EXERCISE OBJECTIVE: Quote the listing below in its entirety, omitting every image.

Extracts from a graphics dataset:
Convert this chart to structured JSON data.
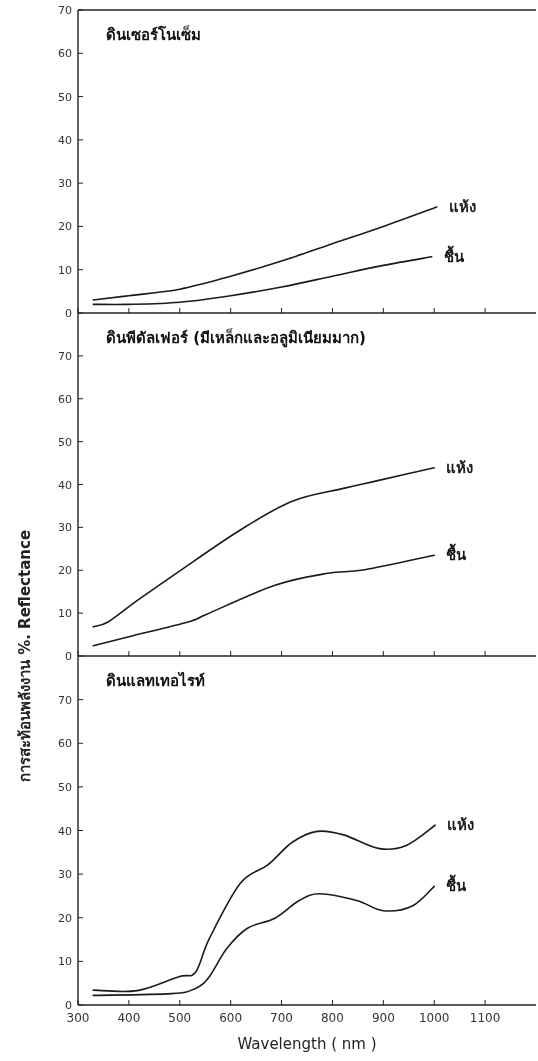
{
  "chart_data": [
    {
      "type": "line",
      "title": "ดินเซอร์โนเซ็ม",
      "xlim": [
        300,
        1200
      ],
      "xticks": [
        300,
        400,
        500,
        600,
        700,
        800,
        900,
        1000,
        1100
      ],
      "ylim": [
        0,
        70
      ],
      "yticks": [
        0,
        10,
        20,
        30,
        40,
        50,
        60,
        70
      ],
      "tick_labels": "y",
      "series": [
        {
          "name": "แห้ง",
          "color": "#1a1a1a",
          "x": [
            330,
            400,
            500,
            600,
            700,
            800,
            900,
            1005
          ],
          "values": [
            3,
            4,
            5.5,
            8.5,
            12,
            16,
            20,
            24.5
          ]
        },
        {
          "name": "ชื้น",
          "color": "#1a1a1a",
          "x": [
            330,
            400,
            500,
            600,
            700,
            800,
            900,
            995
          ],
          "values": [
            2,
            2,
            2.5,
            4,
            6,
            8.5,
            11,
            13
          ]
        }
      ]
    },
    {
      "type": "line",
      "title": "ดินพีดัลเฟอร์ (มีเหล็กและอลูมิเนียมมาก)",
      "ylabel": "การสะท้อนพลังงาน   %. Reflectance",
      "xlim": [
        300,
        1200
      ],
      "xticks": [
        300,
        400,
        500,
        600,
        700,
        800,
        900,
        1000,
        1100
      ],
      "ylim": [
        0,
        80
      ],
      "yticks": [
        0,
        10,
        20,
        30,
        40,
        50,
        60,
        70
      ],
      "tick_labels": "y",
      "series": [
        {
          "name": "แห้ง",
          "color": "#1a1a1a",
          "x": [
            330,
            360,
            416,
            498,
            619,
            721,
            822,
            889,
            1000
          ],
          "values": [
            6.8,
            8,
            12.9,
            19.7,
            29.4,
            36.1,
            39.1,
            40.9,
            43.9
          ]
        },
        {
          "name": "ชื้น",
          "color": "#1a1a1a",
          "x": [
            330,
            400,
            518,
            552,
            687,
            791,
            863,
            1000
          ],
          "values": [
            2.4,
            4.5,
            8,
            9.7,
            16.5,
            19.3,
            20.1,
            23.5
          ]
        }
      ]
    },
    {
      "type": "line",
      "title": "ดินแลทเทอไรท์",
      "xlabel": "Wavelength ( nm )",
      "xlim": [
        300,
        1200
      ],
      "xticks": [
        300,
        400,
        500,
        600,
        700,
        800,
        900,
        1000,
        1100
      ],
      "ylim": [
        0,
        80
      ],
      "yticks": [
        0,
        10,
        20,
        30,
        40,
        50,
        60,
        70
      ],
      "series": [
        {
          "name": "แห้ง",
          "color": "#1a1a1a",
          "x": [
            330,
            417,
            498,
            531,
            558,
            619,
            673,
            721,
            770,
            822,
            890,
            944,
            1002
          ],
          "values": [
            3.4,
            3.3,
            6.5,
            7.5,
            15.2,
            27.9,
            32.1,
            37.3,
            39.8,
            39,
            35.9,
            36.5,
            41.2
          ]
        },
        {
          "name": "ชื้น",
          "color": "#1a1a1a",
          "x": [
            330,
            484,
            531,
            558,
            592,
            633,
            687,
            734,
            775,
            849,
            900,
            957,
            1000
          ],
          "values": [
            2.2,
            2.6,
            3.8,
            6.5,
            12.9,
            17.6,
            19.9,
            23.9,
            25.5,
            23.9,
            21.6,
            22.7,
            27.2
          ]
        }
      ]
    }
  ]
}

EXPECTED ANSWER:
Convert this chart to structured JSON data.
{
  "chart_data": [
    {
      "type": "line",
      "title": "ดินเซอร์โนเซ็ม",
      "xlim": [
        300,
        1200
      ],
      "xticks": [
        300,
        400,
        500,
        600,
        700,
        800,
        900,
        1000,
        1100
      ],
      "ylim": [
        0,
        70
      ],
      "yticks": [
        0,
        10,
        20,
        30,
        40,
        50,
        60,
        70
      ],
      "tick_labels": "y",
      "series": [
        {
          "name": "แห้ง",
          "color": "#1a1a1a",
          "x": [
            330,
            400,
            500,
            600,
            700,
            800,
            900,
            1005
          ],
          "values": [
            3,
            4,
            5.5,
            8.5,
            12,
            16,
            20,
            24.5
          ]
        },
        {
          "name": "ชื้น",
          "color": "#1a1a1a",
          "x": [
            330,
            400,
            500,
            600,
            700,
            800,
            900,
            995
          ],
          "values": [
            2,
            2,
            2.5,
            4,
            6,
            8.5,
            11,
            13
          ]
        }
      ]
    },
    {
      "type": "line",
      "title": "ดินพีดัลเฟอร์ (มีเหล็กและอลูมิเนียมมาก)",
      "ylabel": "การสะท้อนพลังงาน   %. Reflectance",
      "xlim": [
        300,
        1200
      ],
      "xticks": [
        300,
        400,
        500,
        600,
        700,
        800,
        900,
        1000,
        1100
      ],
      "ylim": [
        0,
        80
      ],
      "yticks": [
        0,
        10,
        20,
        30,
        40,
        50,
        60,
        70
      ],
      "tick_labels": "y",
      "series": [
        {
          "name": "แห้ง",
          "color": "#1a1a1a",
          "x": [
            330,
            360,
            416,
            498,
            619,
            721,
            822,
            889,
            1000
          ],
          "values": [
            6.8,
            8,
            12.9,
            19.7,
            29.4,
            36.1,
            39.1,
            40.9,
            43.9
          ]
        },
        {
          "name": "ชื้น",
          "color": "#1a1a1a",
          "x": [
            330,
            400,
            518,
            552,
            687,
            791,
            863,
            1000
          ],
          "values": [
            2.4,
            4.5,
            8,
            9.7,
            16.5,
            19.3,
            20.1,
            23.5
          ]
        }
      ]
    },
    {
      "type": "line",
      "title": "ดินแลทเทอไรท์",
      "xlabel": "Wavelength ( nm )",
      "xlim": [
        300,
        1200
      ],
      "xticks": [
        300,
        400,
        500,
        600,
        700,
        800,
        900,
        1000,
        1100
      ],
      "ylim": [
        0,
        80
      ],
      "yticks": [
        0,
        10,
        20,
        30,
        40,
        50,
        60,
        70
      ],
      "series": [
        {
          "name": "แห้ง",
          "color": "#1a1a1a",
          "x": [
            330,
            417,
            498,
            531,
            558,
            619,
            673,
            721,
            770,
            822,
            890,
            944,
            1002
          ],
          "values": [
            3.4,
            3.3,
            6.5,
            7.5,
            15.2,
            27.9,
            32.1,
            37.3,
            39.8,
            39,
            35.9,
            36.5,
            41.2
          ]
        },
        {
          "name": "ชื้น",
          "color": "#1a1a1a",
          "x": [
            330,
            484,
            531,
            558,
            592,
            633,
            687,
            734,
            775,
            849,
            900,
            957,
            1000
          ],
          "values": [
            2.2,
            2.6,
            3.8,
            6.5,
            12.9,
            17.6,
            19.9,
            23.9,
            25.5,
            23.9,
            21.6,
            22.7,
            27.2
          ]
        }
      ]
    }
  ]
}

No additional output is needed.